Exercise description:
Retype the records below exactly as they appear, but leave out any pictures.

Records for the task:
::::::::::

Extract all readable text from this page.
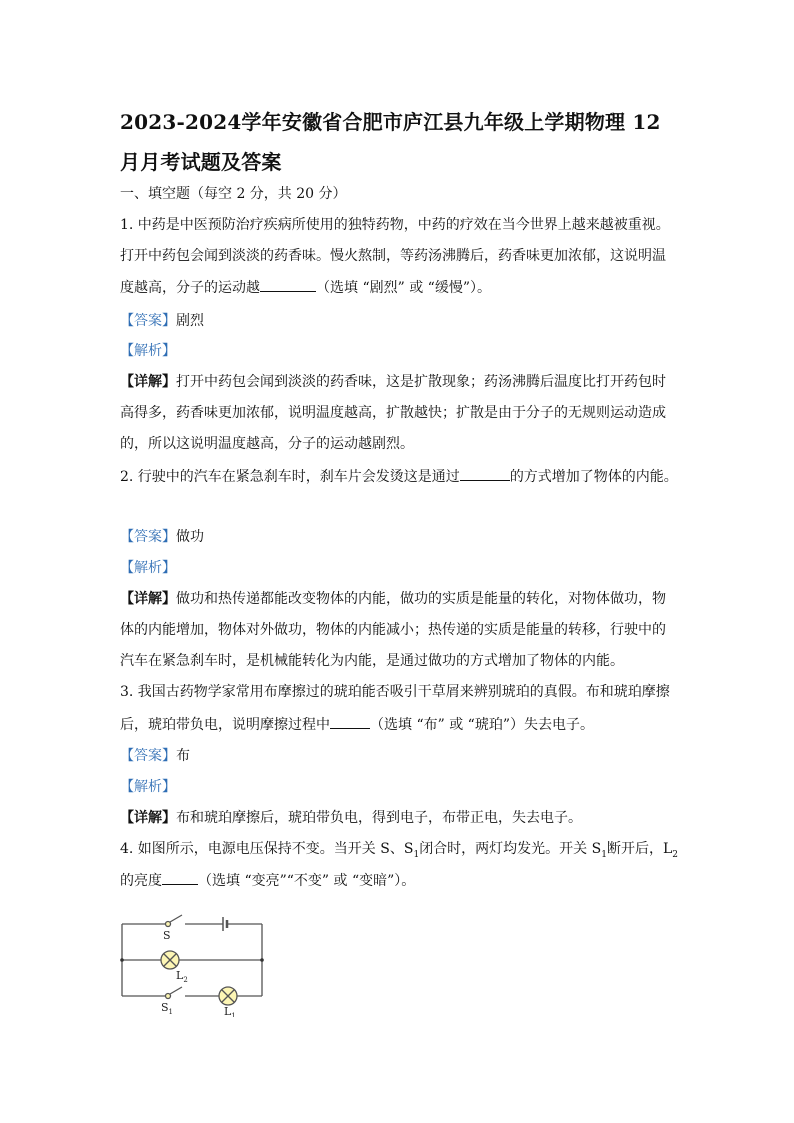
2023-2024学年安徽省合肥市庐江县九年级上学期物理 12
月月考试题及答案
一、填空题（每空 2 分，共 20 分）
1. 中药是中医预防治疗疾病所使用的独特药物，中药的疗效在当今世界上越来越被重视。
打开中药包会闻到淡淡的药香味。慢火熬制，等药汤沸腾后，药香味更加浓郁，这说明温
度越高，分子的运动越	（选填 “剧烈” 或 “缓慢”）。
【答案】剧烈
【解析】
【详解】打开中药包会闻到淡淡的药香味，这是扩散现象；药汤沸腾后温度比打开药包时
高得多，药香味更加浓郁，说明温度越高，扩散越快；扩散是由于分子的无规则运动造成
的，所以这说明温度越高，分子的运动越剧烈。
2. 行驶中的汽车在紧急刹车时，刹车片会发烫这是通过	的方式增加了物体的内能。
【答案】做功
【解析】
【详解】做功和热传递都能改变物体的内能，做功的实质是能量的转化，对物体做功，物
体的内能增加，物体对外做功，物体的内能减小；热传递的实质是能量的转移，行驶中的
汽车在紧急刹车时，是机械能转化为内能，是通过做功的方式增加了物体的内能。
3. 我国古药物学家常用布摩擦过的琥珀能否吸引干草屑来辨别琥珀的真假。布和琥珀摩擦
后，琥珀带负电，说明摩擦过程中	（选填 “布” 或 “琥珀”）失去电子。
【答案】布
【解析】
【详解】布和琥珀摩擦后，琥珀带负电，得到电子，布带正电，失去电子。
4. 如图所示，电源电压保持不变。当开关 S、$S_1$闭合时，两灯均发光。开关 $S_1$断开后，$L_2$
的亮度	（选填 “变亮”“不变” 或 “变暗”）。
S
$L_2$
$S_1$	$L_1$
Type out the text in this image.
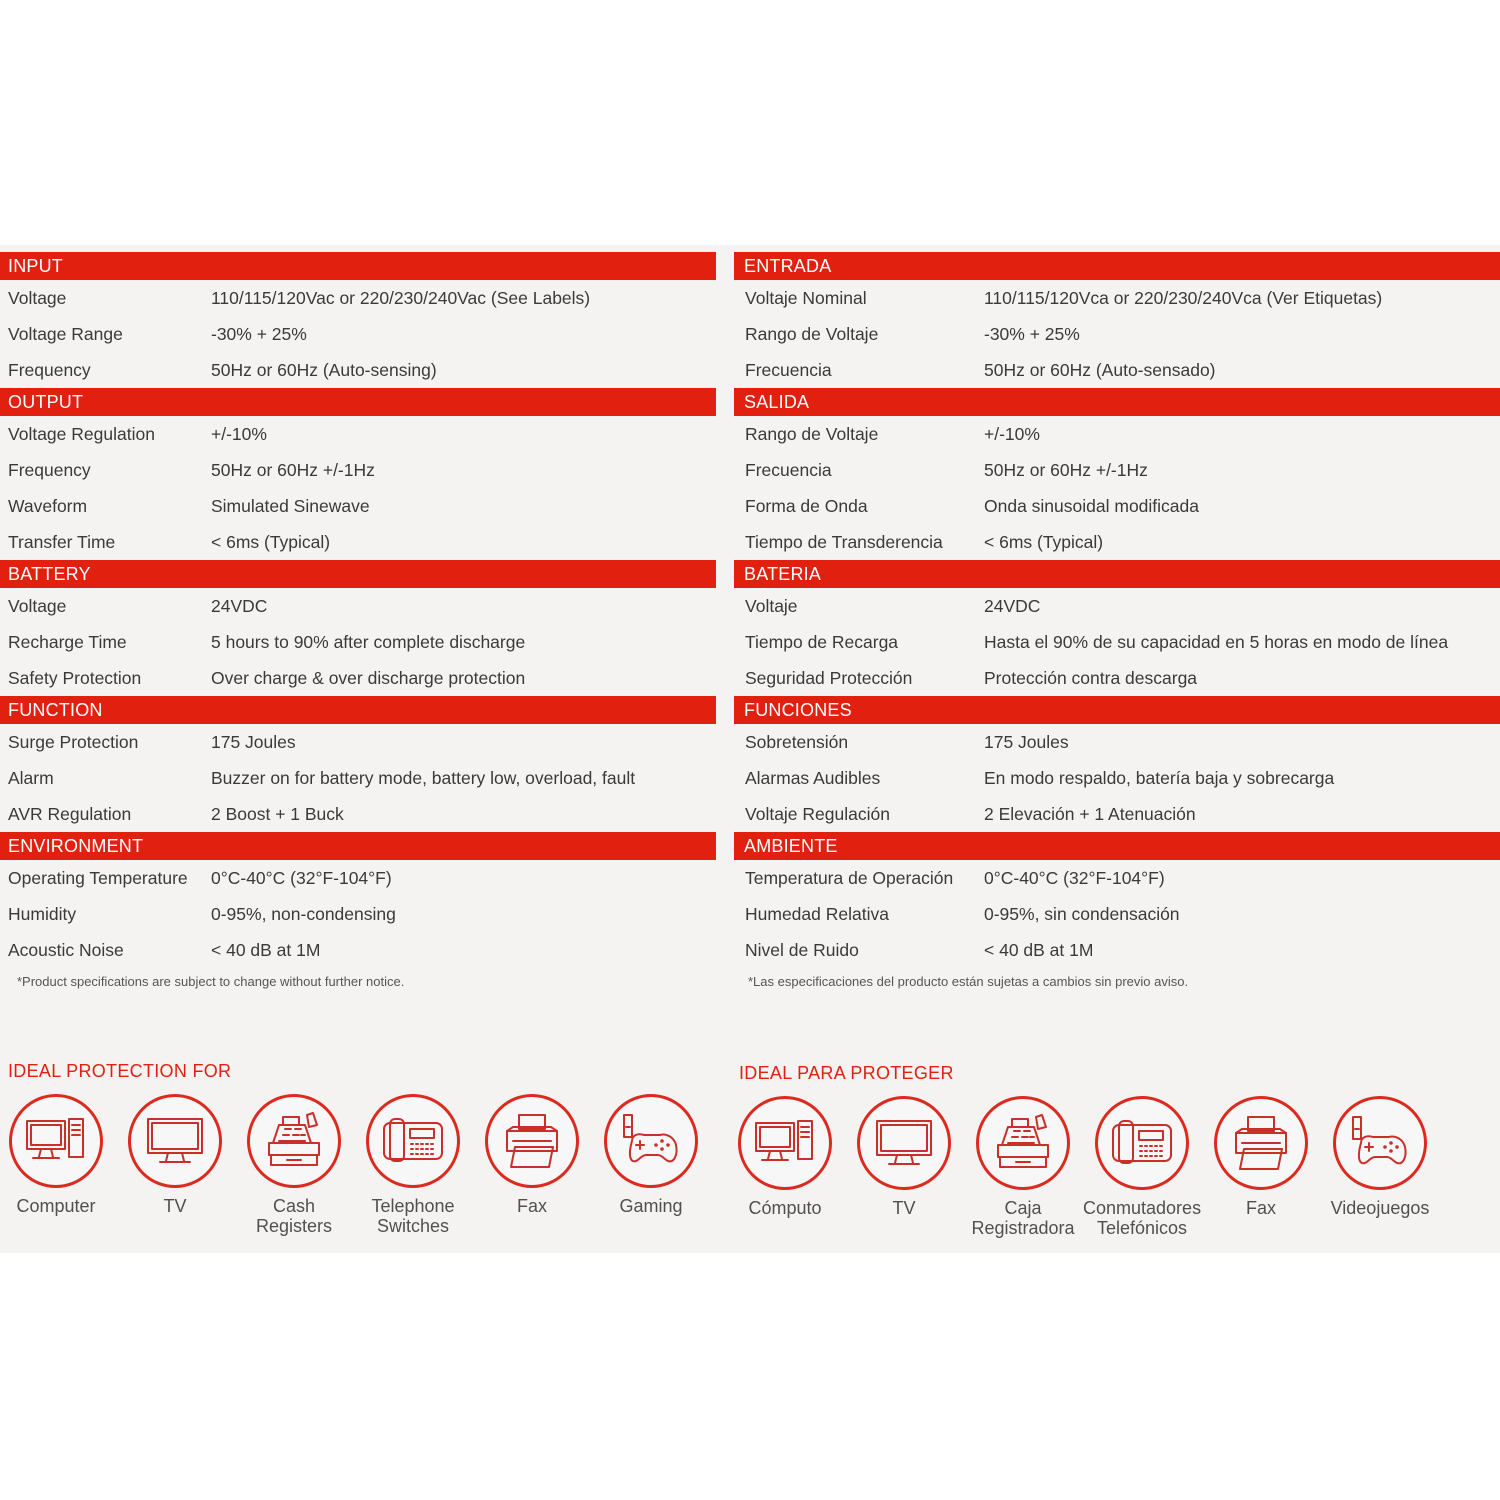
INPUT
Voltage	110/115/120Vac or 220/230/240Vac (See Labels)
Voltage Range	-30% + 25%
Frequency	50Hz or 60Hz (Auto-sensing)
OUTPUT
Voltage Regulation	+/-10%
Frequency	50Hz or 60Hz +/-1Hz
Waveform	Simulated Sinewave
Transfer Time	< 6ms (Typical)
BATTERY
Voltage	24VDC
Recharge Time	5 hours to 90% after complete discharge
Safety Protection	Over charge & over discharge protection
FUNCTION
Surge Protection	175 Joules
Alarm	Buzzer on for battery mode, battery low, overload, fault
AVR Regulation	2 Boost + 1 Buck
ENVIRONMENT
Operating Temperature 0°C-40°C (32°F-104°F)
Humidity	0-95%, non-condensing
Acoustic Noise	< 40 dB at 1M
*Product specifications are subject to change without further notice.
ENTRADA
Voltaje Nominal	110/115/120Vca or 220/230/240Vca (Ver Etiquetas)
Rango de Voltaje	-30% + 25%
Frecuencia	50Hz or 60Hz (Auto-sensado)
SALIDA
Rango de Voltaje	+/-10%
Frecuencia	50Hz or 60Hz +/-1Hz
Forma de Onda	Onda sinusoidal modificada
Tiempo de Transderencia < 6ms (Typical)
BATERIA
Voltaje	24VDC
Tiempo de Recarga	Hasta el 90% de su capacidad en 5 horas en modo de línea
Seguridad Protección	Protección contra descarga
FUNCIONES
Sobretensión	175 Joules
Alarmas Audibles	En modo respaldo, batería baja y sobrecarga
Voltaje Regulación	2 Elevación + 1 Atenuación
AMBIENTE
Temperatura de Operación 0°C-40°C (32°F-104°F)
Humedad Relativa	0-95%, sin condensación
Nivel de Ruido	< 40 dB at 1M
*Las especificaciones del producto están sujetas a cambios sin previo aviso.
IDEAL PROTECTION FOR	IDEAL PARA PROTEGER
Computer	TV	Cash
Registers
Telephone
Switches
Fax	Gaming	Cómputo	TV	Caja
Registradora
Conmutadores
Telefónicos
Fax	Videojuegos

::::::::::

Full response:
Extract all readable text from this page.
2023-2024学年安徽省合肥市庐江县九年级上学期物理 12
月月考试题及答案
一、填空题（每空 2 分，共 20 分）
1. 中药是中医预防治疗疾病所使用的独特药物，中药的疗效在当今世界上越来越被重视。
打开中药包会闻到淡淡的药香味。慢火熬制，等药汤沸腾后，药香味更加浓郁，这说明温
度越高，分子的运动越	（选填 “剧烈” 或 “缓慢”）。
【答案】剧烈
【解析】
【详解】打开中药包会闻到淡淡的药香味，这是扩散现象；药汤沸腾后温度比打开药包时
高得多，药香味更加浓郁，说明温度越高，扩散越快；扩散是由于分子的无规则运动造成
的，所以这说明温度越高，分子的运动越剧烈。
2. 行驶中的汽车在紧急刹车时，刹车片会发烫这是通过	的方式增加了物体的内能。
【答案】做功
【解析】
【详解】做功和热传递都能改变物体的内能，做功的实质是能量的转化，对物体做功，物
体的内能增加，物体对外做功，物体的内能减小；热传递的实质是能量的转移，行驶中的
汽车在紧急刹车时，是机械能转化为内能，是通过做功的方式增加了物体的内能。
3. 我国古药物学家常用布摩擦过的琥珀能否吸引干草屑来辨别琥珀的真假。布和琥珀摩擦
后，琥珀带负电，说明摩擦过程中	（选填 “布” 或 “琥珀”）失去电子。
【答案】布
【解析】
【详解】布和琥珀摩擦后，琥珀带负电，得到电子，布带正电，失去电子。
4. 如图所示，电源电压保持不变。当开关 S、$S_1$闭合时，两灯均发光。开关 $S_1$断开后，$L_2$
的亮度	（选填 “变亮”“不变” 或 “变暗”）。
S
$L_2$
$S_1$	$L_1$
Type out the text in this image.
INPUT
Voltage	110/115/120Vac or 220/230/240Vac (See Labels)
Voltage Range	-30% + 25%
Frequency	50Hz or 60Hz (Auto-sensing)
OUTPUT
Voltage Regulation	+/-10%
Frequency	50Hz or 60Hz +/-1Hz
Waveform	Simulated Sinewave
Transfer Time	< 6ms (Typical)
BATTERY
Voltage	24VDC
Recharge Time	5 hours to 90% after complete discharge
Safety Protection	Over charge & over discharge protection
FUNCTION
Surge Protection	175 Joules
Alarm	Buzzer on for battery mode, battery low, overload, fault
AVR Regulation	2 Boost + 1 Buck
ENVIRONMENT
Operating Temperature 0°C-40°C (32°F-104°F)
Humidity	0-95%, non-condensing
Acoustic Noise	< 40 dB at 1M
*Product specifications are subject to change without further notice.
ENTRADA
Voltaje Nominal	110/115/120Vca or 220/230/240Vca (Ver Etiquetas)
Rango de Voltaje	-30% + 25%
Frecuencia	50Hz or 60Hz (Auto-sensado)
SALIDA
Rango de Voltaje	+/-10%
Frecuencia	50Hz or 60Hz +/-1Hz
Forma de Onda	Onda sinusoidal modificada
Tiempo de Transderencia < 6ms (Typical)
BATERIA
Voltaje	24VDC
Tiempo de Recarga	Hasta el 90% de su capacidad en 5 horas en modo de línea
Seguridad Protección	Protección contra descarga
FUNCIONES
Sobretensión	175 Joules
Alarmas Audibles	En modo respaldo, batería baja y sobrecarga
Voltaje Regulación	2 Elevación + 1 Atenuación
AMBIENTE
Temperatura de Operación 0°C-40°C (32°F-104°F)
Humedad Relativa	0-95%, sin condensación
Nivel de Ruido	< 40 dB at 1M
*Las especificaciones del producto están sujetas a cambios sin previo aviso.
IDEAL PROTECTION FOR	IDEAL PARA PROTEGER
Computer	TV	Cash
Registers
Telephone
Switches
Fax	Gaming	Cómputo	TV	Caja
Registradora
Conmutadores
Telefónicos
Fax	Videojuegos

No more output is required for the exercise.